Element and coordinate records
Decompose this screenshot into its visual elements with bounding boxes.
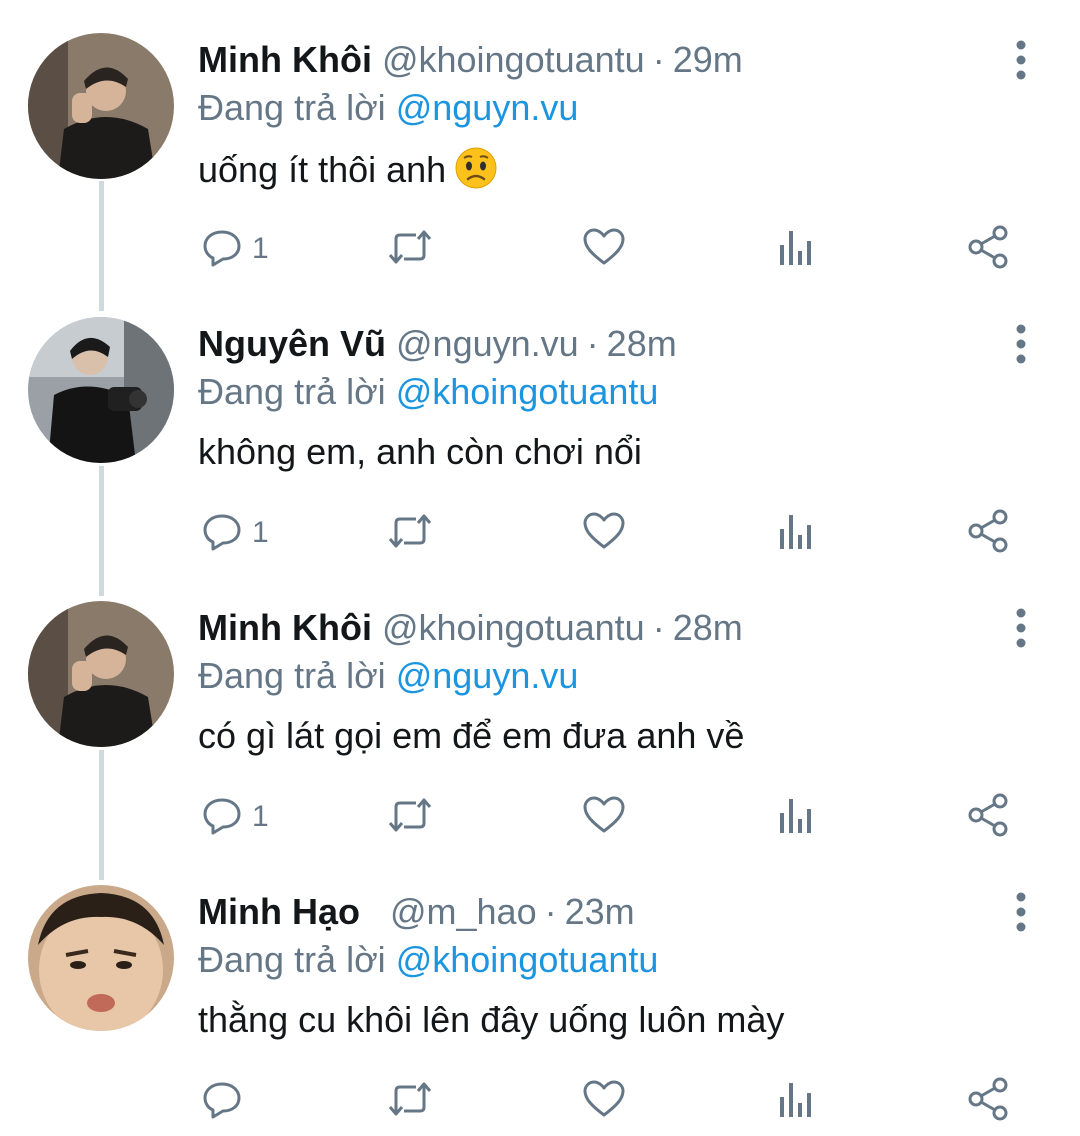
retweet-button[interactable]	[386, 1074, 434, 1128]
more-options-icon[interactable]	[1005, 892, 1037, 932]
reply-context: Đang trả lời @nguyn.vu	[198, 86, 578, 130]
more-options-icon[interactable]	[1005, 608, 1037, 648]
tweet-text: có gì lát gọi em để em đưa anh về	[198, 715, 745, 756]
timestamp[interactable]: 23m	[565, 891, 635, 932]
reply-button[interactable]: 1	[202, 222, 269, 276]
retweet-icon	[386, 1079, 434, 1124]
analytics-icon	[778, 511, 814, 556]
author-handle[interactable]: @khoingotuantu	[382, 39, 645, 80]
timestamp[interactable]: 28m	[673, 607, 743, 648]
author-handle[interactable]: @khoingotuantu	[382, 607, 645, 648]
share-button[interactable]	[968, 222, 1010, 276]
analytics-button[interactable]	[778, 1074, 814, 1128]
author-name[interactable]: Minh Hạo	[198, 891, 360, 932]
share-button[interactable]	[968, 790, 1010, 844]
like-button[interactable]	[582, 506, 626, 560]
like-button[interactable]	[582, 1074, 626, 1128]
action-bar: 1	[198, 222, 1028, 276]
avatar[interactable]	[28, 317, 174, 463]
retweet-button[interactable]	[386, 222, 434, 276]
avatar[interactable]	[28, 33, 174, 179]
like-button[interactable]	[582, 222, 626, 276]
reply-prefix: Đang trả lời	[198, 371, 386, 412]
tweet[interactable]: Minh Hạo @m_hao · 23m Đang trả lời @khoingo…	[0, 852, 1080, 1136]
tweet-text: thằng cu khôi lên đây uống luôn mày	[198, 999, 785, 1040]
timestamp[interactable]: 29m	[673, 39, 743, 80]
tweet-text: uống ít thôi anh	[198, 146, 498, 200]
author-name[interactable]: Minh Khôi	[198, 607, 372, 648]
reply-mention[interactable]: @nguyn.vu	[396, 655, 579, 696]
retweet-icon	[386, 227, 434, 272]
separator-dot: ·	[544, 891, 557, 932]
author-handle[interactable]: @nguyn.vu	[396, 323, 579, 364]
more-options-icon[interactable]	[1005, 40, 1037, 80]
reply-count: 1	[252, 800, 269, 833]
reply-count: 1	[252, 516, 269, 549]
reply-icon	[202, 227, 242, 272]
reply-button[interactable]: 1	[202, 506, 269, 560]
reply-context: Đang trả lời @khoingotuantu	[198, 938, 658, 982]
tweet-text-content: uống ít thôi anh	[198, 149, 447, 190]
retweet-icon	[386, 795, 434, 840]
share-icon	[968, 509, 1010, 558]
share-icon	[968, 793, 1010, 842]
separator-dot: ·	[586, 323, 599, 364]
analytics-icon	[778, 795, 814, 840]
reply-button[interactable]	[202, 1074, 252, 1128]
like-button[interactable]	[582, 790, 626, 844]
analytics-button[interactable]	[778, 506, 814, 560]
heart-icon	[582, 795, 626, 840]
action-bar	[198, 1074, 1028, 1128]
reply-icon	[202, 511, 242, 556]
share-button[interactable]	[968, 1074, 1010, 1128]
analytics-button[interactable]	[778, 790, 814, 844]
author-name[interactable]: Nguyên Vũ	[198, 323, 386, 364]
action-bar: 1	[198, 790, 1028, 844]
heart-icon	[582, 511, 626, 556]
action-bar: 1	[198, 506, 1028, 560]
reply-mention[interactable]: @khoingotuantu	[396, 939, 659, 980]
share-icon	[968, 1077, 1010, 1126]
reply-button[interactable]: 1	[202, 790, 269, 844]
reply-prefix: Đang trả lời	[198, 939, 386, 980]
reply-mention[interactable]: @khoingotuantu	[396, 371, 659, 412]
reply-context: Đang trả lời @khoingotuantu	[198, 370, 658, 414]
reply-context: Đang trả lời @nguyn.vu	[198, 654, 578, 698]
timestamp[interactable]: 28m	[607, 323, 677, 364]
retweet-icon	[386, 511, 434, 556]
analytics-button[interactable]	[778, 222, 814, 276]
heart-icon	[582, 1079, 626, 1124]
retweet-button[interactable]	[386, 790, 434, 844]
retweet-button[interactable]	[386, 506, 434, 560]
reply-icon	[202, 795, 242, 840]
worried-face-emoji-icon	[454, 146, 498, 200]
analytics-icon	[778, 227, 814, 272]
reply-count: 1	[252, 232, 269, 265]
heart-icon	[582, 227, 626, 272]
share-icon	[968, 225, 1010, 274]
separator-dot: ·	[652, 39, 665, 80]
share-button[interactable]	[968, 506, 1010, 560]
avatar[interactable]	[28, 885, 174, 1031]
reply-mention[interactable]: @nguyn.vu	[396, 87, 579, 128]
separator-dot: ·	[652, 607, 665, 648]
reply-prefix: Đang trả lời	[198, 87, 386, 128]
tweet-text: không em, anh còn chơi nổi	[198, 431, 642, 472]
tweet[interactable]: Minh Khôi @khoingotuantu · 29m Đang trả lời…	[0, 0, 1080, 284]
author-handle[interactable]: @m_hao	[390, 891, 537, 932]
tweet[interactable]: Minh Khôi @khoingotuantu · 28m Đang trả lời…	[0, 568, 1080, 852]
more-options-icon[interactable]	[1005, 324, 1037, 364]
avatar[interactable]	[28, 601, 174, 747]
author-name[interactable]: Minh Khôi	[198, 39, 372, 80]
tweet[interactable]: Nguyên Vũ @nguyn.vu · 28m Đang trả lời @kho…	[0, 284, 1080, 568]
reply-prefix: Đang trả lời	[198, 655, 386, 696]
reply-icon	[202, 1079, 242, 1124]
analytics-icon	[778, 1079, 814, 1124]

- _Requirement_:
Could you give the lines above again with every "more-options-icon" switched to "overflow-menu-icon" and nothing else changed, leaving the pictures out?

- _Reply to the task_:
Decompose this screenshot into its visual elements with bounding boxes.
retweet-button[interactable]	[386, 1074, 434, 1128]
overflow-menu-icon[interactable]	[1005, 892, 1037, 932]
reply-context: Đang trả lời @nguyn.vu	[198, 86, 578, 130]
overflow-menu-icon[interactable]	[1005, 608, 1037, 648]
tweet-text: có gì lát gọi em để em đưa anh về	[198, 715, 745, 756]
timestamp[interactable]: 23m	[565, 891, 635, 932]
reply-button[interactable]: 1	[202, 222, 269, 276]
retweet-icon	[386, 1079, 434, 1124]
analytics-icon	[778, 511, 814, 556]
author-handle[interactable]: @khoingotuantu	[382, 39, 645, 80]
timestamp[interactable]: 28m	[673, 607, 743, 648]
author-handle[interactable]: @khoingotuantu	[382, 607, 645, 648]
share-button[interactable]	[968, 222, 1010, 276]
analytics-button[interactable]	[778, 1074, 814, 1128]
author-name[interactable]: Minh Hạo	[198, 891, 360, 932]
share-button[interactable]	[968, 790, 1010, 844]
like-button[interactable]	[582, 506, 626, 560]
like-button[interactable]	[582, 1074, 626, 1128]
action-bar: 1	[198, 222, 1028, 276]
avatar[interactable]	[28, 317, 174, 463]
retweet-button[interactable]	[386, 222, 434, 276]
avatar[interactable]	[28, 33, 174, 179]
like-button[interactable]	[582, 222, 626, 276]
reply-prefix: Đang trả lời	[198, 371, 386, 412]
tweet[interactable]: Minh Hạo @m_hao · 23m Đang trả lời @khoingo…	[0, 852, 1080, 1136]
tweet-text: thằng cu khôi lên đây uống luôn mày	[198, 999, 785, 1040]
timestamp[interactable]: 29m	[673, 39, 743, 80]
tweet-text: uống ít thôi anh	[198, 146, 498, 200]
author-name[interactable]: Minh Khôi	[198, 607, 372, 648]
reply-mention[interactable]: @nguyn.vu	[396, 655, 579, 696]
retweet-icon	[386, 227, 434, 272]
separator-dot: ·	[544, 891, 557, 932]
author-handle[interactable]: @nguyn.vu	[396, 323, 579, 364]
overflow-menu-icon[interactable]	[1005, 40, 1037, 80]
reply-count: 1	[252, 800, 269, 833]
reply-count: 1	[252, 516, 269, 549]
reply-icon	[202, 227, 242, 272]
reply-button[interactable]: 1	[202, 506, 269, 560]
reply-context: Đang trả lời @khoingotuantu	[198, 938, 658, 982]
tweet-text-content: uống ít thôi anh	[198, 149, 447, 190]
retweet-icon	[386, 795, 434, 840]
share-icon	[968, 509, 1010, 558]
share-icon	[968, 793, 1010, 842]
separator-dot: ·	[586, 323, 599, 364]
analytics-icon	[778, 795, 814, 840]
reply-button[interactable]	[202, 1074, 252, 1128]
like-button[interactable]	[582, 790, 626, 844]
analytics-button[interactable]	[778, 506, 814, 560]
heart-icon	[582, 795, 626, 840]
action-bar	[198, 1074, 1028, 1128]
reply-icon	[202, 511, 242, 556]
share-button[interactable]	[968, 1074, 1010, 1128]
analytics-button[interactable]	[778, 790, 814, 844]
author-name[interactable]: Nguyên Vũ	[198, 323, 386, 364]
action-bar: 1	[198, 790, 1028, 844]
heart-icon	[582, 511, 626, 556]
action-bar: 1	[198, 506, 1028, 560]
reply-mention[interactable]: @khoingotuantu	[396, 939, 659, 980]
share-icon	[968, 1077, 1010, 1126]
reply-button[interactable]: 1	[202, 790, 269, 844]
reply-prefix: Đang trả lời	[198, 939, 386, 980]
reply-mention[interactable]: @khoingotuantu	[396, 371, 659, 412]
reply-context: Đang trả lời @khoingotuantu	[198, 370, 658, 414]
reply-context: Đang trả lời @nguyn.vu	[198, 654, 578, 698]
timestamp[interactable]: 28m	[607, 323, 677, 364]
retweet-icon	[386, 511, 434, 556]
analytics-button[interactable]	[778, 222, 814, 276]
heart-icon	[582, 1079, 626, 1124]
retweet-button[interactable]	[386, 790, 434, 844]
retweet-button[interactable]	[386, 506, 434, 560]
reply-icon	[202, 795, 242, 840]
worried-face-emoji-icon	[454, 146, 498, 200]
analytics-icon	[778, 227, 814, 272]
reply-count: 1	[252, 232, 269, 265]
heart-icon	[582, 227, 626, 272]
share-icon	[968, 225, 1010, 274]
separator-dot: ·	[652, 39, 665, 80]
share-button[interactable]	[968, 506, 1010, 560]
avatar[interactable]	[28, 885, 174, 1031]
reply-mention[interactable]: @nguyn.vu	[396, 87, 579, 128]
separator-dot: ·	[652, 607, 665, 648]
reply-prefix: Đang trả lời	[198, 87, 386, 128]
tweet-text: không em, anh còn chơi nổi	[198, 431, 642, 472]
tweet[interactable]: Minh Khôi @khoingotuantu · 29m Đang trả lời…	[0, 0, 1080, 284]
author-handle[interactable]: @m_hao	[390, 891, 537, 932]
tweet[interactable]: Minh Khôi @khoingotuantu · 28m Đang trả lời…	[0, 568, 1080, 852]
overflow-menu-icon[interactable]	[1005, 324, 1037, 364]
avatar[interactable]	[28, 601, 174, 747]
author-name[interactable]: Minh Khôi	[198, 39, 372, 80]
tweet[interactable]: Nguyên Vũ @nguyn.vu · 28m Đang trả lời @kho…	[0, 284, 1080, 568]
reply-prefix: Đang trả lời	[198, 655, 386, 696]
reply-icon	[202, 1079, 242, 1124]
analytics-icon	[778, 1079, 814, 1124]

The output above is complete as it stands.